• [ANFORDERUNG 1]
Welche Tätigkeit eines Schmieds aus dem 18. und 19. Jahrhundert übernimmt Lutz Milferstedt laut dem Textausschnitt nicht?
• [ANFORDERUNG 2]
Ändere den Textausschnitt, indem du „Lehre“ durch „Ausbildung“ ersetzt, und gib ihn dabei wieder: Beginne bei den Worten „Bereits im Alter“ und höre nach den Worten „auch nicht ausbilden.“ auf.

• [TEXTAUSSCHNITT]
*****
Darüber hinaus stellt der Nieder-Enser Spezialanfertigungen her. In einer Welt der Industrieproduktion ist die Hacheschmiede, das wird beim Besuch der WLZ deutlich, ein wahres Unikat. Dort wird das Handwerk mit Leidenschaft und Präzision gelebt. Aufgrund der vielen – stark unterschiedlichen – Aufträge lässt sich das Angebot der Hacheschmiede kaum eingrenzen. „Es wäre einfacher zu sagen, was ich nicht herstelle“, erklärt der Schmied lachend. Hierzu zählt zum Beispiel das Beschlagen der Eisen am Pferd: „Ich mache alles, was ein Schmied im 18. und 19. Jahrhundert gemacht hat – mit Ausnahme des Hufbeschlags.“
„Schmieden ist zwar eine körperliche Aufgabe, vor allem aber auch eine geistige“, ergänzt Milferstedt. Bei der Arbeit dürfe keine Zeit verloren werden, jeder Handgriff müsse im Voraus überlegt sein. Eine der großen Künste des Schmieds sei die richtige Temperatur der zu schmiedende Gegenstände. Ein erfahrener Schmied könne anhand der glühenden Farbe die aktuelle Temperatur des Metalls abschätzen. „Wir müssen immer mit der richtigen Temperatur arbeiten. Ist es zu heiß, ist das schlecht. Kühlt das Metall zu sehr ab, haben wir ebenfalls ein Problem“, sagt der Schmied. Um die glühenden Metalle leichter auf ihre Temperatur hin zu erkennen, sei es in den Werkstätten meist sehr dunkel.
Bereits im Alter von 14 Jahren habe er sich für das Schmiedehandwerk begeistert – eine Lehre in dem speziellen Handwerk habe er aber nicht absolviert. Daher dürfe er auch nicht ausbilden.
„Ich habe mir das Wissen selbst beigebracht“, so der 44-Jährige. Er könne mittlerweile mit den besten Schmiedemeistern mithalten. Heute gebe er sein Wissen gerne auch in Kursen weiter. „Die Leute kommen von überall her. Die meisten Teilnehmer sind Menschen, die hobbymäßig mit dem Schmieden anfangen möchten“, sagt Lutz Milferstedt. Das Schmiedehandwerk sei aber sehr anspruchsvoll. Die meisten Anfänger könnten erst nach über sieben Jahren harter Lernzeit richtig schmieden.
*****
• [AUSGANGSMATERIAL]
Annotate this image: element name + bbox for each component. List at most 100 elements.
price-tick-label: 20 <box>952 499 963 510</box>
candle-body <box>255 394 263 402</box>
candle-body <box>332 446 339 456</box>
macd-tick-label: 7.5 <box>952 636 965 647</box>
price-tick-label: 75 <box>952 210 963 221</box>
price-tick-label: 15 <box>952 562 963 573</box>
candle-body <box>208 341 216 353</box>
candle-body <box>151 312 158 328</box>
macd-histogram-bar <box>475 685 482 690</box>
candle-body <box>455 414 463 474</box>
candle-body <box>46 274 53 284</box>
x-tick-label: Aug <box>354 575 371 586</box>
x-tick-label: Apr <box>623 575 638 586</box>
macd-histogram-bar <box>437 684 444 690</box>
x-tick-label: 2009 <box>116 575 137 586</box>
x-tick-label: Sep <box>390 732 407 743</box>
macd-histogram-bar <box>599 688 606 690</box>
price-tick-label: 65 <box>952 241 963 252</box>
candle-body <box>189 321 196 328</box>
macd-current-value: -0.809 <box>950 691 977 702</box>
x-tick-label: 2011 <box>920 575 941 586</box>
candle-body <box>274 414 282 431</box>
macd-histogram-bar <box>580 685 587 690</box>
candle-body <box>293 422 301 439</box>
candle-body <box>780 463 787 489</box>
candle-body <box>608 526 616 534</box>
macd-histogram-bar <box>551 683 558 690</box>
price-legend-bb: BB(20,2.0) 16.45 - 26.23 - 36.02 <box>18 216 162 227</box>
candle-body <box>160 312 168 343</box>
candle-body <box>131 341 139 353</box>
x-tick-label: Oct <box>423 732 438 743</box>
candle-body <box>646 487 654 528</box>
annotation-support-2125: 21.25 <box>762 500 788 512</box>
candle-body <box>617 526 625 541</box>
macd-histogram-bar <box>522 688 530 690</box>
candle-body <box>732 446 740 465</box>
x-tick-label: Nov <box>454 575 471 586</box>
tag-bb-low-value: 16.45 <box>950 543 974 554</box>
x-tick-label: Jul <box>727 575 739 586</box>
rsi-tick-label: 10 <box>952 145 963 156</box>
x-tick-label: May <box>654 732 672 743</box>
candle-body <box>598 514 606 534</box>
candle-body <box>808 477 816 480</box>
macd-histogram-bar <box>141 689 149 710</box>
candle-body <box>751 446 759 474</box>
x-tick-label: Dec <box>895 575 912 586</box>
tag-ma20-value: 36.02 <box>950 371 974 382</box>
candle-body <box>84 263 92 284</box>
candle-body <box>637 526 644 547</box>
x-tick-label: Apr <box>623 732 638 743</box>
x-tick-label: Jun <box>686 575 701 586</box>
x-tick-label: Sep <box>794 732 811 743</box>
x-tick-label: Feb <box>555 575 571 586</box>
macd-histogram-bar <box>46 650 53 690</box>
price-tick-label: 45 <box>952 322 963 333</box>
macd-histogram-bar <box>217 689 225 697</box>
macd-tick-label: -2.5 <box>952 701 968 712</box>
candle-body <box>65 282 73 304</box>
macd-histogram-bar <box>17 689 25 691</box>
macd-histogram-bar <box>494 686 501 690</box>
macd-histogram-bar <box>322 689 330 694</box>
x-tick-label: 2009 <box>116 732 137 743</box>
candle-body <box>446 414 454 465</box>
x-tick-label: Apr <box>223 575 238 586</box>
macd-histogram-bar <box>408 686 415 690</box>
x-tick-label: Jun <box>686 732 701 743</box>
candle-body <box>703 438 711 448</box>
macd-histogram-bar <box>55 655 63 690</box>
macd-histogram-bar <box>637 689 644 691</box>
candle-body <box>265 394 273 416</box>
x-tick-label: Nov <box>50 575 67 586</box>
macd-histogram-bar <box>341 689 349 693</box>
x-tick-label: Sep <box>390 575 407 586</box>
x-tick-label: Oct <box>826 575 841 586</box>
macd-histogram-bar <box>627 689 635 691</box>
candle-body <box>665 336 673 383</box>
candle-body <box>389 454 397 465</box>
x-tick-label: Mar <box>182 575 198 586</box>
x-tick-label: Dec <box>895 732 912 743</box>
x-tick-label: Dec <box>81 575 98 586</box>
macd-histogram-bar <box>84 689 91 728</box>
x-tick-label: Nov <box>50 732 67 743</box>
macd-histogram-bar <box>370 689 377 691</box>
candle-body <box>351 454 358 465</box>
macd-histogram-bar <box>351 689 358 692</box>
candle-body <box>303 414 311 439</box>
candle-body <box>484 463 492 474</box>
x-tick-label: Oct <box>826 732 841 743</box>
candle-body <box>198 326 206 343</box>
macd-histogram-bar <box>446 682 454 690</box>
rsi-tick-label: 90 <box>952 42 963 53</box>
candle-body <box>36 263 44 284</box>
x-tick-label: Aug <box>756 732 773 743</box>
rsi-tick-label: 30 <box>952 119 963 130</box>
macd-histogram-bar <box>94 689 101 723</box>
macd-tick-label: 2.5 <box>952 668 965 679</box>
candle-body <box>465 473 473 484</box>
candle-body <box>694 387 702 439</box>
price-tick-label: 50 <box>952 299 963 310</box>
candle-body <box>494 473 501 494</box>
*****
• [ERGEBNIS 1]
Den Hufbeschlag, also das Beschlagen der Eisen am Pferd.

• [ERGEBNIS 2]
Bereits im Alter von 14 Jahren habe er sich für das Schmiedehandwerk begeistert – eine Ausbildung in dem speziellen Handwerk habe er aber nicht absolviert. Daher dürfe er auch nicht ausbilden.